*MATERIAL*:
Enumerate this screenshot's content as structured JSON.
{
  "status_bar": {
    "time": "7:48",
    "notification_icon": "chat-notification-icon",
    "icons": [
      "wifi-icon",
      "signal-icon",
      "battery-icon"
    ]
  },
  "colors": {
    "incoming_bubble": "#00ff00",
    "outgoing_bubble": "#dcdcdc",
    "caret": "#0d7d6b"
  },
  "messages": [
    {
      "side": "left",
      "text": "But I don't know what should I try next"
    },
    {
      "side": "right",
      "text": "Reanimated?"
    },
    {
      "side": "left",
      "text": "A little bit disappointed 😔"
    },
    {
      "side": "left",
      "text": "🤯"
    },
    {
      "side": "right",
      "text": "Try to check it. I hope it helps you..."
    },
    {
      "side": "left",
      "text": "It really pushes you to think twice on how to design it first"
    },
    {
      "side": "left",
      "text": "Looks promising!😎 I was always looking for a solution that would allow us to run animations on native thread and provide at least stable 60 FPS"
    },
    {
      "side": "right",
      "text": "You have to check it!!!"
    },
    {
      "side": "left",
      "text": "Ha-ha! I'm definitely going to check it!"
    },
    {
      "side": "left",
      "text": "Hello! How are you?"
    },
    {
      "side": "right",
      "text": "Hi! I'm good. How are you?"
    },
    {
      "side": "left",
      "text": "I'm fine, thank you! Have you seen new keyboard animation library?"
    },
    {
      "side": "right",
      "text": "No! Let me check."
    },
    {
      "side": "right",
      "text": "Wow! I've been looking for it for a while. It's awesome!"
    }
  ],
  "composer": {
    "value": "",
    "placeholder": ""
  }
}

*SHORT PROBLEM*: Going through the entries above, tally each line that has the word "looking". Answer with the number only.

*RESULT OF THIS TASK*: 2